* Task to complete: Each line containing the word "probability" must be collected.

Rows from a figure dataset
[START]

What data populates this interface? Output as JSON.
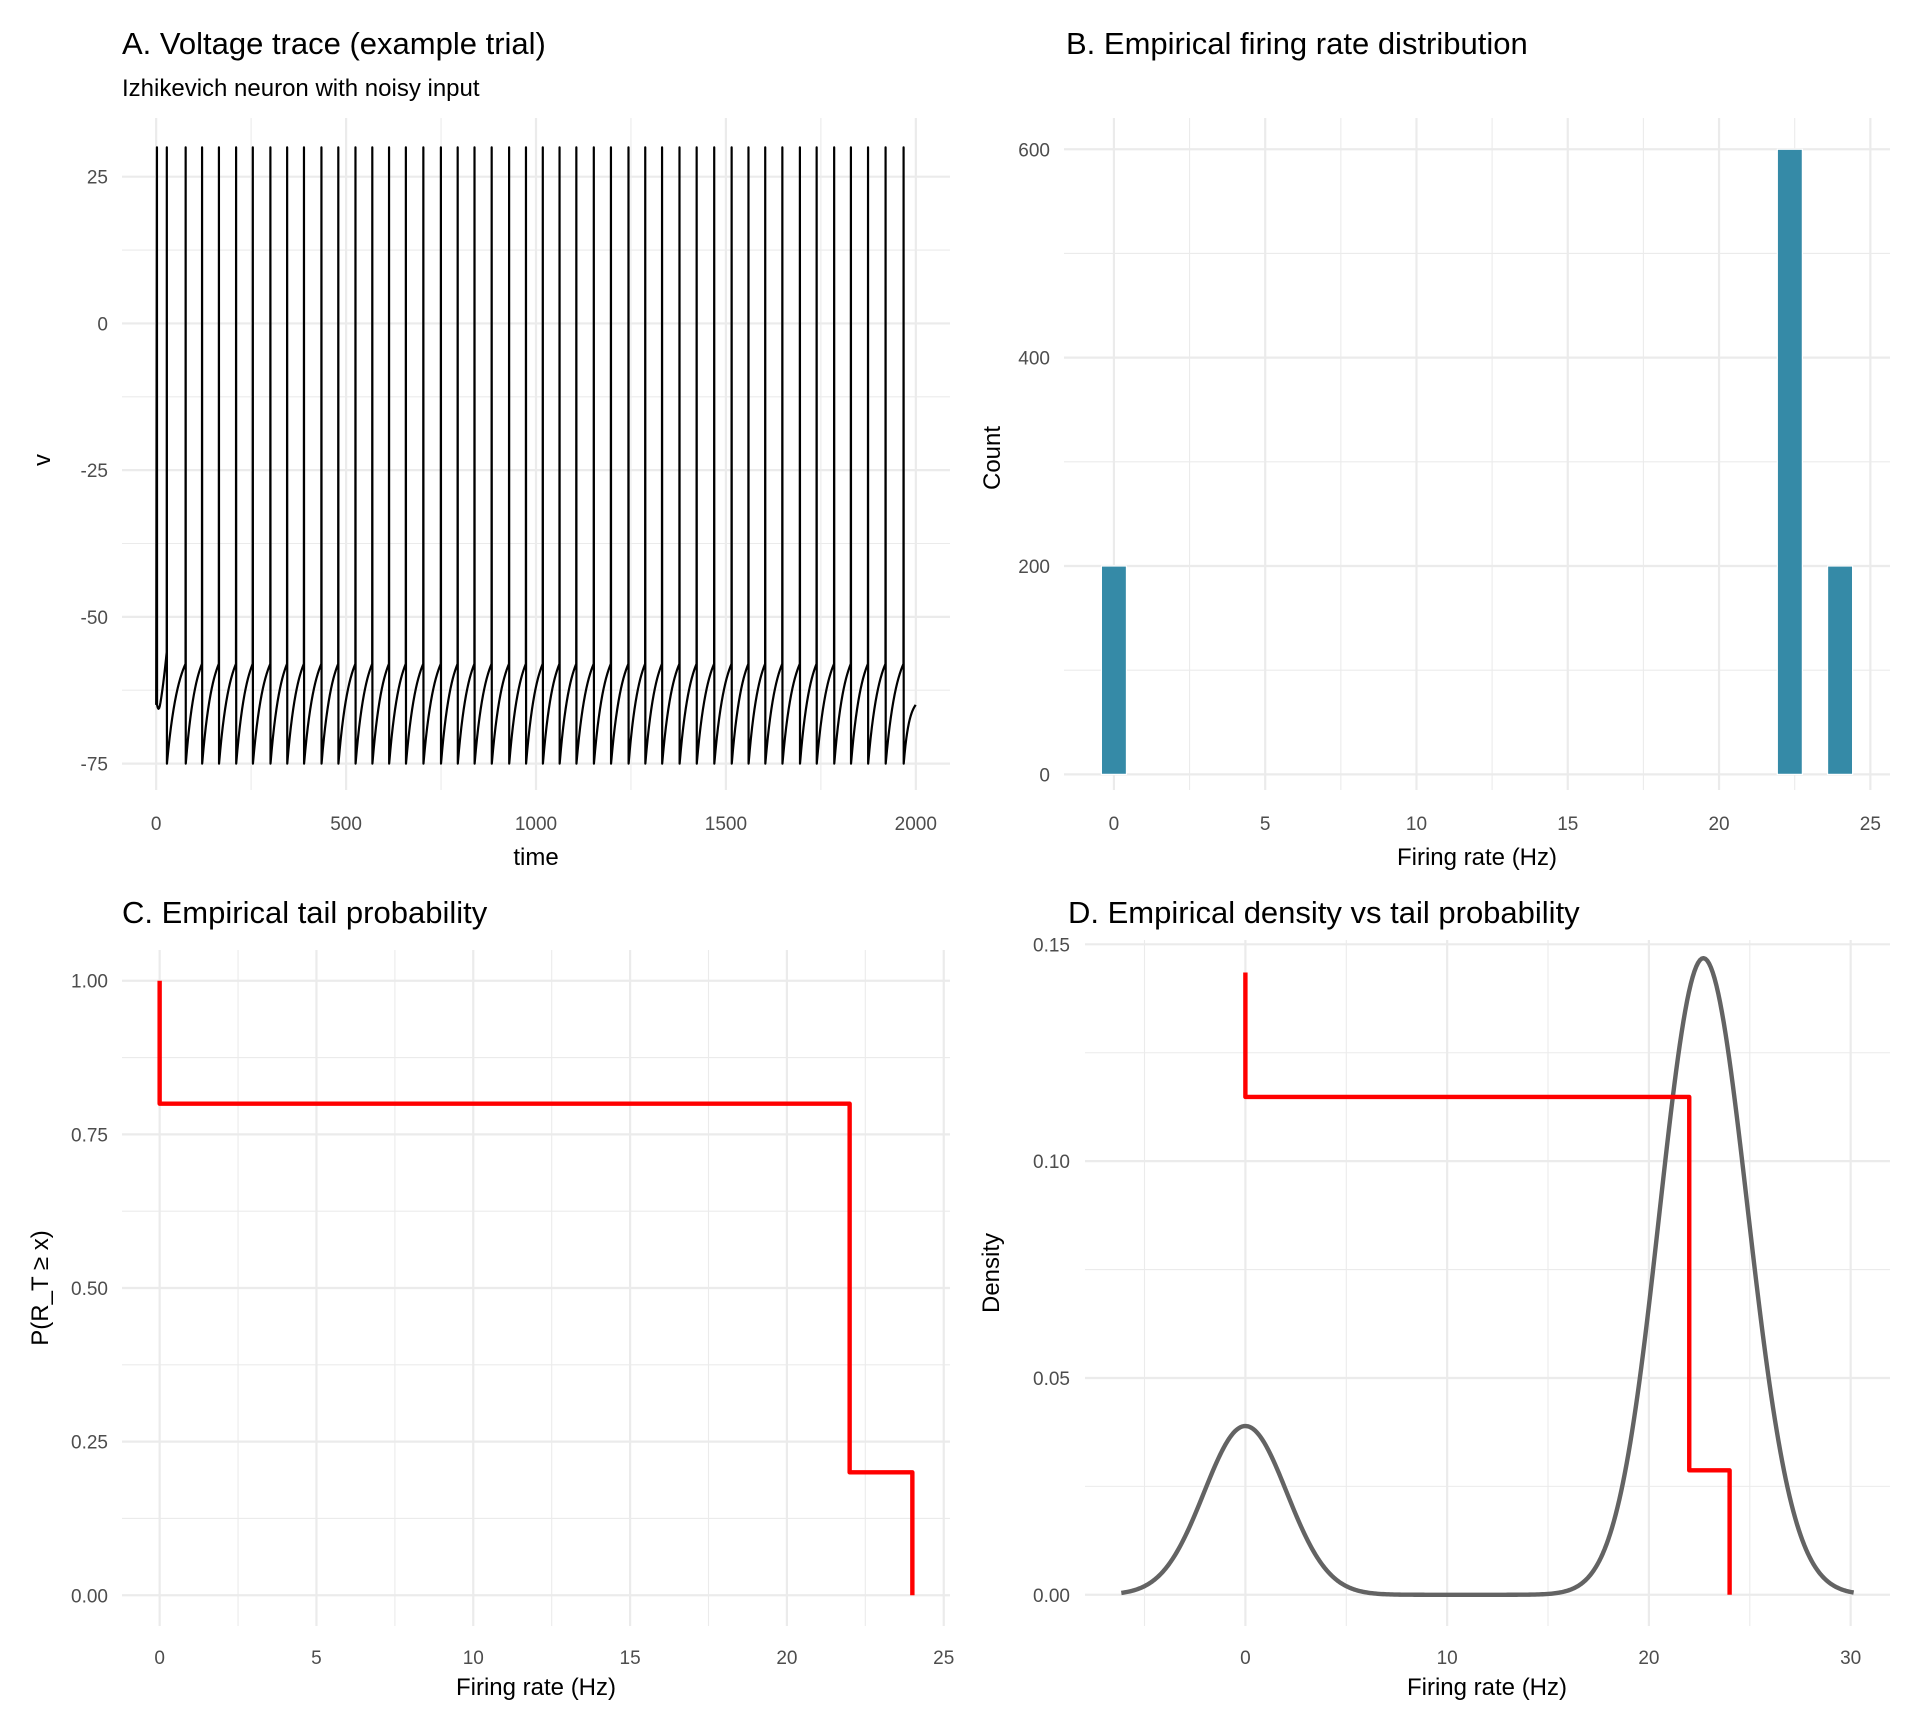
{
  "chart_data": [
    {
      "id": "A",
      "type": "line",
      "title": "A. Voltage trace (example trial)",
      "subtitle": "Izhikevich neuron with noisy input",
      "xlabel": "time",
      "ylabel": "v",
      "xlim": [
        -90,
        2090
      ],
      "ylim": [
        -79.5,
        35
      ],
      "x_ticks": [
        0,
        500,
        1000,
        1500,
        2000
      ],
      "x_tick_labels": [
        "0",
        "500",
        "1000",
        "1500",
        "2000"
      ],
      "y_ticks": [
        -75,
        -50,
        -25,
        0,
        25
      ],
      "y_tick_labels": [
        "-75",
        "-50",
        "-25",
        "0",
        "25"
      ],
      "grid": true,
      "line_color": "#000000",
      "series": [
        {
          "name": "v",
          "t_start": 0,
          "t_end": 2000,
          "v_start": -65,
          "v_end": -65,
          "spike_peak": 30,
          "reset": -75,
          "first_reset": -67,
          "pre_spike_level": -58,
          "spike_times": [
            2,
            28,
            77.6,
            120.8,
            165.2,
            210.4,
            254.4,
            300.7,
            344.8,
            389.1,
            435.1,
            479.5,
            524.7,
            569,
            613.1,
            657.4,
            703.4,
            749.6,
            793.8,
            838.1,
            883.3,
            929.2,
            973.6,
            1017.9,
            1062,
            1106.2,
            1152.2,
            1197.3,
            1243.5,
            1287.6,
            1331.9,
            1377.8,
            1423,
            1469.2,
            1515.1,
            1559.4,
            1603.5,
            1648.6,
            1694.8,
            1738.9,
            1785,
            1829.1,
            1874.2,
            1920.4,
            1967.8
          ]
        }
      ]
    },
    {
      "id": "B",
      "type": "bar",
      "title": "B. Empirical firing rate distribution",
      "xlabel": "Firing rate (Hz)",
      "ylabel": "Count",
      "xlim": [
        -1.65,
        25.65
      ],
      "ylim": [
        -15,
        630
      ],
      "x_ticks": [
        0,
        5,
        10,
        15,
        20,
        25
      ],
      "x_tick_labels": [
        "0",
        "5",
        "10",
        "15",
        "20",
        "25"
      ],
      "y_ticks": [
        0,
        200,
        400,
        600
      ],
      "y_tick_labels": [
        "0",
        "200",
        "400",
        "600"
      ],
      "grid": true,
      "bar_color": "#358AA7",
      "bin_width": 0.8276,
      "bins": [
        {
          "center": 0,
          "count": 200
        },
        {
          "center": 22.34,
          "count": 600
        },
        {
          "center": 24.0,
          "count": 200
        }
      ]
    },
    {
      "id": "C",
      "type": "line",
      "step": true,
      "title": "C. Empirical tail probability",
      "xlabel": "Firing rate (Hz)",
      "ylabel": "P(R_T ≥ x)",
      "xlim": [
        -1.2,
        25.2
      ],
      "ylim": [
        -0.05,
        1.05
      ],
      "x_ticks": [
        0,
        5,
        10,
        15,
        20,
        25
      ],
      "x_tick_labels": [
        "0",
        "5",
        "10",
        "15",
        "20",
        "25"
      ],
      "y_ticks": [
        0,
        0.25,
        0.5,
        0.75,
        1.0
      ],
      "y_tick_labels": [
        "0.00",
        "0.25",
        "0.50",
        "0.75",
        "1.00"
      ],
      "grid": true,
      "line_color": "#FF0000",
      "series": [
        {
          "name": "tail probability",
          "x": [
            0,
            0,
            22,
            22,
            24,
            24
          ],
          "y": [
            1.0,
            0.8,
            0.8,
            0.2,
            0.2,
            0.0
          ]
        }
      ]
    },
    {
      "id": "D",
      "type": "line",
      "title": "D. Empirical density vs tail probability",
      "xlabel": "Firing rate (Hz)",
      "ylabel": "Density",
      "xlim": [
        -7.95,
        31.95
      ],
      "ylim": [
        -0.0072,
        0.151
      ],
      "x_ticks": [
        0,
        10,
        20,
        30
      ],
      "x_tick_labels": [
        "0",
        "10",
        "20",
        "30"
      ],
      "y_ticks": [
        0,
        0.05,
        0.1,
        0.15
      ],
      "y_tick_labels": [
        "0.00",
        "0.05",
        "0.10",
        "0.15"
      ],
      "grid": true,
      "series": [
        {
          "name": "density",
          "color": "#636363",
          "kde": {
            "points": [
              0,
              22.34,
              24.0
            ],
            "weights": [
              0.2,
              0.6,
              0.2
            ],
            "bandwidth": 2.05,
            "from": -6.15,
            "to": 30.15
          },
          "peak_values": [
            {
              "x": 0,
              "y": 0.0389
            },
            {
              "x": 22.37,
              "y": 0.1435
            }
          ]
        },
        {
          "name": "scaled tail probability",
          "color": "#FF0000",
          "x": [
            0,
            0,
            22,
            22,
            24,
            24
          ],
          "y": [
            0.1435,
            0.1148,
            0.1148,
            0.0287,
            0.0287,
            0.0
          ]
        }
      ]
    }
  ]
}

[END]

* Answer below:
      "title": "C. Empirical tail probability",
          "name": "tail probability",
      "title": "D. Empirical density vs tail probability",
          "name": "scaled tail probability",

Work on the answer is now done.